| Problem description |
Only lines holding the word "JSON" should be copied from the material.
####
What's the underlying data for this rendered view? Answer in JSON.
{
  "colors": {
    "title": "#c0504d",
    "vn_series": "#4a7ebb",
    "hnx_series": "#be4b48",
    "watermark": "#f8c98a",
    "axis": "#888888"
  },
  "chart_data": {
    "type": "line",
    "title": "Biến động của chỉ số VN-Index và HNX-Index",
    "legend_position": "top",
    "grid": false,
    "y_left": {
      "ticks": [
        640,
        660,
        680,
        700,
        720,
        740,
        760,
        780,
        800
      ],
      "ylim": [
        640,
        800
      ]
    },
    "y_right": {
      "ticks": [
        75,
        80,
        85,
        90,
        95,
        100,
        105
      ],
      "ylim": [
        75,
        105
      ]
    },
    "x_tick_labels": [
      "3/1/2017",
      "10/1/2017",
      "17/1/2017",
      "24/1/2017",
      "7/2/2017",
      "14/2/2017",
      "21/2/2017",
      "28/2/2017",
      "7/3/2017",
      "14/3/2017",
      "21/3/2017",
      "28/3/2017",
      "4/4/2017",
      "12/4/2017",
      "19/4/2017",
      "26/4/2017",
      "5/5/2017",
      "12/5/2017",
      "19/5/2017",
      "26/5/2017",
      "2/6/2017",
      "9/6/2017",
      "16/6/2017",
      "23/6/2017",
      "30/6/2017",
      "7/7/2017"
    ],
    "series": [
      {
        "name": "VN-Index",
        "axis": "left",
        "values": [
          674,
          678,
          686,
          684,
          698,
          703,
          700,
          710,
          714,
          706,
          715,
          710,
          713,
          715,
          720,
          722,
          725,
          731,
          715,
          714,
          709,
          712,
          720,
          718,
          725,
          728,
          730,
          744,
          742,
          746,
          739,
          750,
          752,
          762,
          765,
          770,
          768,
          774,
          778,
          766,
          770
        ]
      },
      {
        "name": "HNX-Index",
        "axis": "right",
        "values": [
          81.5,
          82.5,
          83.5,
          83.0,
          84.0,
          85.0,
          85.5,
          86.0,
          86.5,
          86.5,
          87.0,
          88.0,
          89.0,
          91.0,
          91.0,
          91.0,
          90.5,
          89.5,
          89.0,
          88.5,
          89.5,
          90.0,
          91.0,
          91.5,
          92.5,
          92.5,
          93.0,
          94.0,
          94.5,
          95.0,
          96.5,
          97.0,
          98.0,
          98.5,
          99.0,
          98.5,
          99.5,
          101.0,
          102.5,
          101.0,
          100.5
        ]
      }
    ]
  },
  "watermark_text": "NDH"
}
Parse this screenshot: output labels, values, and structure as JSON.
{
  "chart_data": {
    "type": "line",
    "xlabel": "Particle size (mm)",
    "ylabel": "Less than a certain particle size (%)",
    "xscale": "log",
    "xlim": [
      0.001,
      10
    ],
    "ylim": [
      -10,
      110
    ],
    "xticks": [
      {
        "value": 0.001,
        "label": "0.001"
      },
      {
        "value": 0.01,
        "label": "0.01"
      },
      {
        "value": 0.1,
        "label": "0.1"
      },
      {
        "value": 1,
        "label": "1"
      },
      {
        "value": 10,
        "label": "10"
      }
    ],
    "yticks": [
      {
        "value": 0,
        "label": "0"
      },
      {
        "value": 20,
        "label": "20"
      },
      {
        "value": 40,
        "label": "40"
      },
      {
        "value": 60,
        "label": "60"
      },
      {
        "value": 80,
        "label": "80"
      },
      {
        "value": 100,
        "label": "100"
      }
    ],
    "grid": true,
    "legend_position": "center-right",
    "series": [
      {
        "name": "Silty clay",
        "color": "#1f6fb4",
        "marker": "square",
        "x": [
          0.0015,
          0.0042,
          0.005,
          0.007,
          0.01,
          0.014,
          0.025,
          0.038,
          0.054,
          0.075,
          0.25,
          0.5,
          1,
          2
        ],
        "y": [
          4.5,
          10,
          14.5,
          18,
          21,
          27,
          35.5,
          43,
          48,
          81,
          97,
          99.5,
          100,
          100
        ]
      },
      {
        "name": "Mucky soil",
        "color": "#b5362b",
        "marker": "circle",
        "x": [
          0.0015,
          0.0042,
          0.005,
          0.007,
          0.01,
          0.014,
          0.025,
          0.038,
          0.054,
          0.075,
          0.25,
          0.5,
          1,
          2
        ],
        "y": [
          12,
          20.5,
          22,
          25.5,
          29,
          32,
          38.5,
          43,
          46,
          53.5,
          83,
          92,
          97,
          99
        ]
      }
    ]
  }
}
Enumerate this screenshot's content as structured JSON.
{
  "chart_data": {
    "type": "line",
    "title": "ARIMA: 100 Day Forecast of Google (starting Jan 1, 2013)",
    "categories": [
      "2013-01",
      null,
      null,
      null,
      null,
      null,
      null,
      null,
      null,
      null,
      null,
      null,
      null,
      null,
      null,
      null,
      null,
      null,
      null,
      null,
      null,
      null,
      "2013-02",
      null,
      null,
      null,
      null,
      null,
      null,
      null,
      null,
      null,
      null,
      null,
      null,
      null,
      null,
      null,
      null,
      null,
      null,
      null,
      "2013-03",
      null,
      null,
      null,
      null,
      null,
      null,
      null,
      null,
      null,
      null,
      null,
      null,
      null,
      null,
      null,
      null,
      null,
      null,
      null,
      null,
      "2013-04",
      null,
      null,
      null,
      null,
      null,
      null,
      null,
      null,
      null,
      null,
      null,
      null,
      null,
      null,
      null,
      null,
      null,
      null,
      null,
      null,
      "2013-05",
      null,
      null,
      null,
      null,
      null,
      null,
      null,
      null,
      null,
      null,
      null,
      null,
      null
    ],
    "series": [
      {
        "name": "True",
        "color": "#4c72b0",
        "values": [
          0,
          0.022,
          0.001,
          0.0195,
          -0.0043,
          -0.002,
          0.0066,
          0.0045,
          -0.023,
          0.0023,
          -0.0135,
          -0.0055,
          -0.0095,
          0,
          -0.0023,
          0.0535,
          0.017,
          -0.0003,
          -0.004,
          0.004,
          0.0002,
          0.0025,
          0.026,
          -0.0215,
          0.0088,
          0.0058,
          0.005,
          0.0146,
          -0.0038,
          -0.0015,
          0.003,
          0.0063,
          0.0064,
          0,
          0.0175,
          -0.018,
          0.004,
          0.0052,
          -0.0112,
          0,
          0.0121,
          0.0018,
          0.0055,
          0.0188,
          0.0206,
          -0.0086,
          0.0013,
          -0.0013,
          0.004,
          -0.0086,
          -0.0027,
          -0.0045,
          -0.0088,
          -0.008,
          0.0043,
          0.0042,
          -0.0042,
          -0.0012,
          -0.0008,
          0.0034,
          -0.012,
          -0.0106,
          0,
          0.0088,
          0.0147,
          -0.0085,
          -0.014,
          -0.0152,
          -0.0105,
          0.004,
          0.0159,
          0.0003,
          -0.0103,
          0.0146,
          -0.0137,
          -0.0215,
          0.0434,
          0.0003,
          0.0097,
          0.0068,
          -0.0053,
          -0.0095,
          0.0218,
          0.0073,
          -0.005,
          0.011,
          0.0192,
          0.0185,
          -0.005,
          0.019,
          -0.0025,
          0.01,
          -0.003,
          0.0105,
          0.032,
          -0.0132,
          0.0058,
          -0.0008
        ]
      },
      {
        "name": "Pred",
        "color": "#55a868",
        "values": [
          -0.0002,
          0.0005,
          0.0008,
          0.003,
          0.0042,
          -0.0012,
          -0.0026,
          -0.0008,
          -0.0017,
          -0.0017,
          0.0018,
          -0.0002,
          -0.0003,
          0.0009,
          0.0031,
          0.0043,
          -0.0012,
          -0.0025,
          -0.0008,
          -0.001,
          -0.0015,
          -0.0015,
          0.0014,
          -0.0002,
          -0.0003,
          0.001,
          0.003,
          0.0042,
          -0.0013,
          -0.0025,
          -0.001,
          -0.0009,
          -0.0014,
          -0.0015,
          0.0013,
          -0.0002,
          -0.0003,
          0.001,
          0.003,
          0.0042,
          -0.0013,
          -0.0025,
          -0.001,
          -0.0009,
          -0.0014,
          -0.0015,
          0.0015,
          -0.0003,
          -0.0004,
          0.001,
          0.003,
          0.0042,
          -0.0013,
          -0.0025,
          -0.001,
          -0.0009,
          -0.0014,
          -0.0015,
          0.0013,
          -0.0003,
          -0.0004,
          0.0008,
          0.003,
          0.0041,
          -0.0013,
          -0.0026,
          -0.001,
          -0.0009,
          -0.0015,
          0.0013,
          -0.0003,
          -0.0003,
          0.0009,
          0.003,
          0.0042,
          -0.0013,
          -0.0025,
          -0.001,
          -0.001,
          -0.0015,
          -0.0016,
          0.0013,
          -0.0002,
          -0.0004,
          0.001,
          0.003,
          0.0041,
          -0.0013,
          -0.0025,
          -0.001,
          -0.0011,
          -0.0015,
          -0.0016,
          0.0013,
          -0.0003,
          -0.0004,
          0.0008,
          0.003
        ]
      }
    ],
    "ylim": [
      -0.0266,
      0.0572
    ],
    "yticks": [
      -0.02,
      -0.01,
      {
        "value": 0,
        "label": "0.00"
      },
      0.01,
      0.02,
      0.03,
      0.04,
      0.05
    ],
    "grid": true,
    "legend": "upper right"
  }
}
####
| Written response |
What's the underlying data for this rendered view? Answer in JSON.
Parse this screenshot: output labels, values, and structure as JSON.
Enumerate this screenshot's content as structured JSON.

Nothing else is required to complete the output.